= Extract provided =
[Start]
Black-and-white photographic portrait of Louis Le Prince, cinema pioneer, c. 1889.
Louis Le Prince, the French chemist and engineer who in 1888 shot the Roundhay Garden Scene in Leeds, generally regarded as the earliest surviving motion picture. He boarded the Dijon to Paris train on 16 September 1890 and was never seen again. Photographer unknown, c. 1889. Via Wikimedia Commons. License: Public domain. This work is in the public domain in its country of origin and other countries where the copyright term is the author's life plus 100 years or fewer. It is also in the public domain in the United States because it was published before January 1, 1929. Source: https://commons.wikimedia.org/wiki/File:Louis_Le_Prince_circa_1889.webp

Disappearances Case file

The Inventor Who Stepped Onto a Train: Louis Le Prince, 1890

The man who shot the earliest surviving moving pictures in 1888 boarded a train at Dijon in September 1890, weeks before he was to demonstrate his work in New York, and was never seen again. No body, no luggage, no trace. The cause was never established, and the theories run from accident and suicide to fratricide and murder by commercial rivals, none ever proven.

Case type
Disappearance
Status
Unexplained
Event date
September 16, 1890
Location
Boarded a train at Dijon bound for Paris and vanished; he had filmed his pioneering 1888 footage in Leeds, England, and was traveling to demonstrate it in the United States - France
Evidence
  • Official record
  • Testimonial
  • Physical

The open question What became of Louis Le Prince after he boarded the Dijon-to-Paris train on 16 September 1890, a man who left no body, no luggage, and no trace.


On 16 September 1890, at the railway station in Dijon, Louis Le Prince boarded a train for Paris. He had been visiting his brother in the city, and he was working his way back toward England and then across the Atlantic, where he meant to show the world something no one had quite seen before: pictures that moved. Two years earlier, in a garden in Leeds, he had pointed a camera of his own design at his family and recorded a few seconds of them walking in a circle. That short strip of frames survives, and it is the oldest moving footage anyone has ever found. The demonstration in New York would have been his claim on the invention. He never made it. Friends waiting in Paris found that he was not on the train. He was never seen again, alive or dead. No body was recovered. No luggage was recovered. He was declared dead seven years later, in 1897.

That is the documented core of the case, and it is worth holding onto, because Le Prince’s disappearance is wrapped in one of the most contested origin stories in the history of technology, the question of who invented cinema, and the contest has attracted explanations that the record does not support. This is an account of who Le Prince was, what survives of his work, and what became of him. We keep three things separate, as always: what is documented, what the evidence shows, and what is only a hypothesis. There is no ending to dump in the first line, because no one has ever found one.

The documented account

Louis Aimé Augustin Le Prince was born in Metz, France, on 28 August 1841. (A 1842 birth year circulates in some genealogical sources; the date used here is 1841.) He trained as a painter in Paris and studied chemistry at Leipzig, and as a child he had spent time around the photographic work of Louis Daguerre, a family friend. He settled in Leeds, England, after befriending John Whitley, joined the family firm of Whitley Partners, and in 1869 married Sarah Elizabeth Whitley, known as Lizzie. In the early 1880s he moved to New York, and in 1889 he took French-American citizenship. His experimental work, though, stayed tied to Leeds.
[End]
= Tasks to complete =
1. According to the Le Prince case file, in what year was Louis Le Prince declared dead?
2. From the Le Prince case file, write out the passage starting with "On 16 September 1890, at" and going on through "later, in 1897.".

= Given information =
[Start]
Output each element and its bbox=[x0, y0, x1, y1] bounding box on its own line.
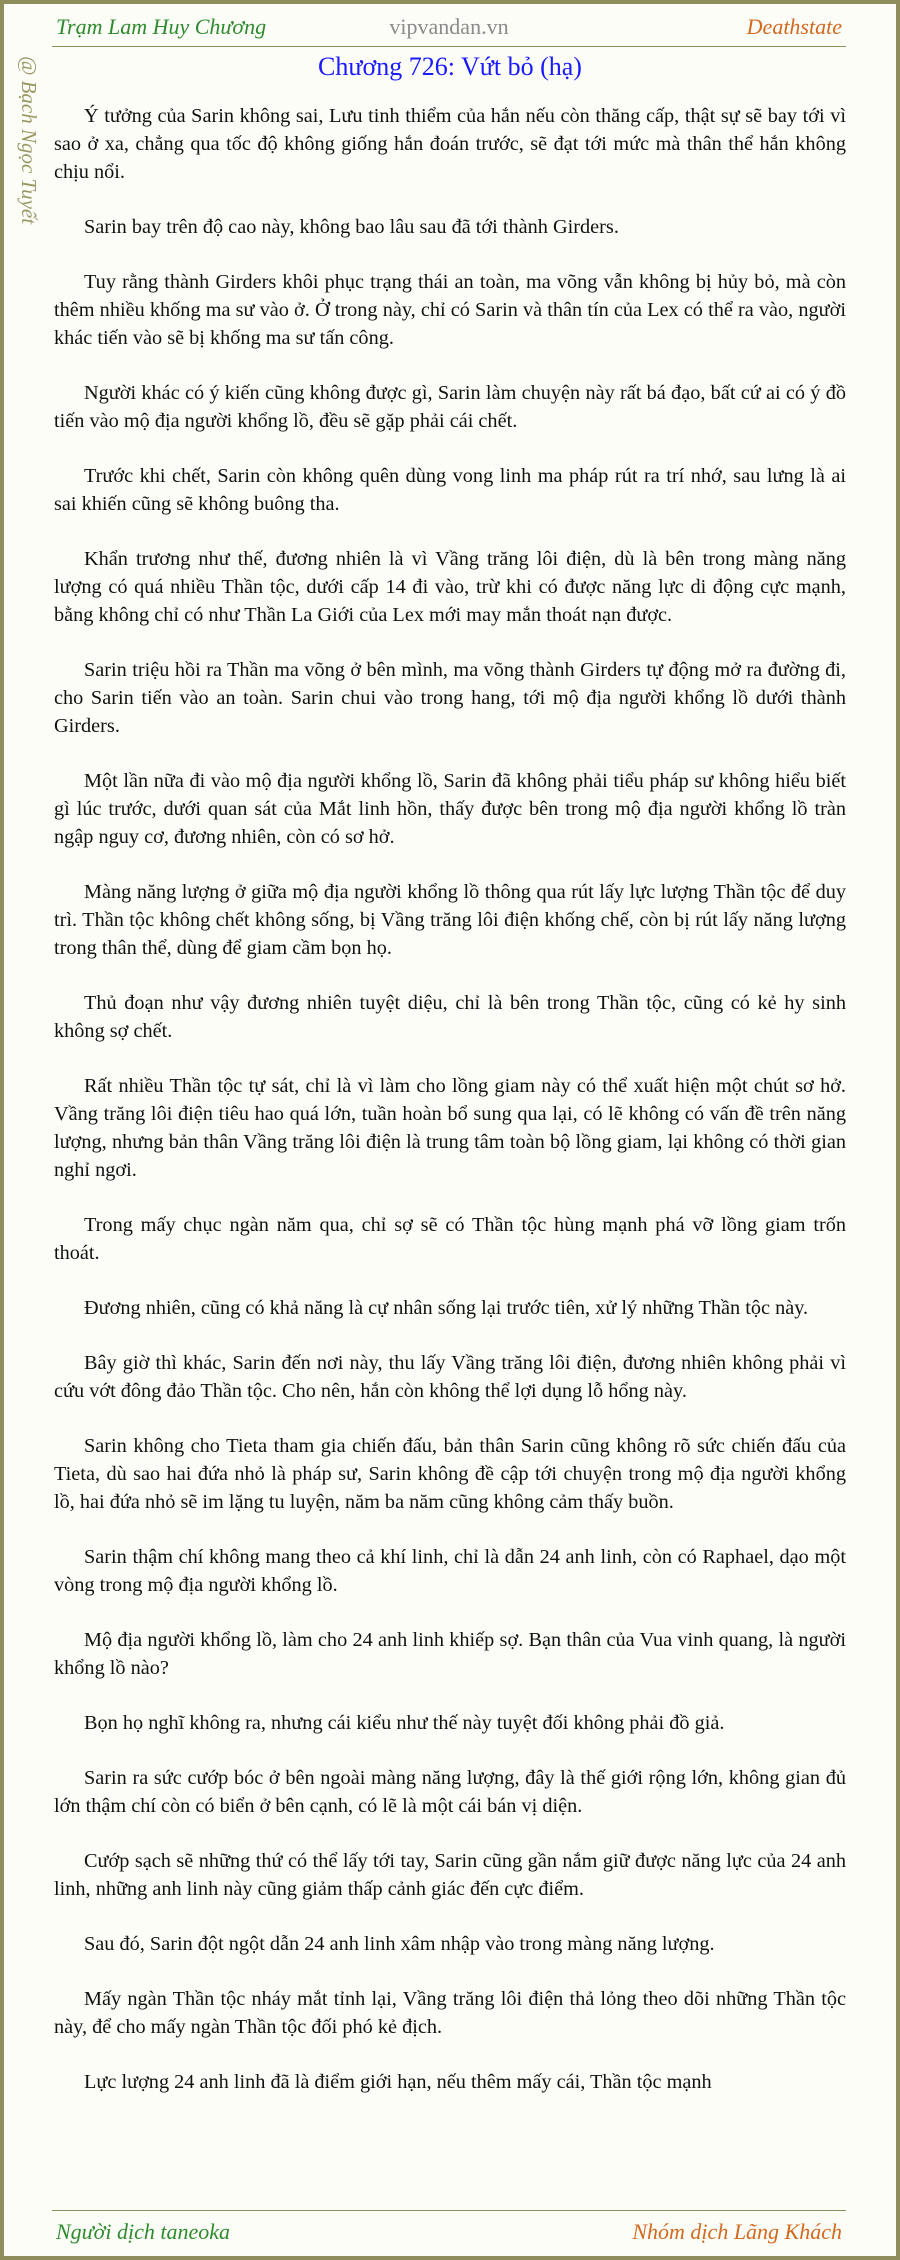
[End]
= Outputs =
1. 1897

2.
On 16 September 1890, at the railway station in Dijon, Louis Le Prince boarded a train for Paris. He had been visiting his brother in the city, and he was working his way back toward England and then across the Atlantic, where he meant to show the world something no one had quite seen before: pictures that moved. Two years earlier, in a garden in Leeds, he had pointed a camera of his own design at his family and recorded a few seconds of them walking in a circle. That short strip of frames survives, and it is the oldest moving footage anyone has ever found. The demonstration in New York would have been his claim on the invention. He never made it. Friends waiting in Paris found that he was not on the train. He was never seen again, alive or dead. No body was recovered. No luggage was recovered. He was declared dead seven years later, in 1897.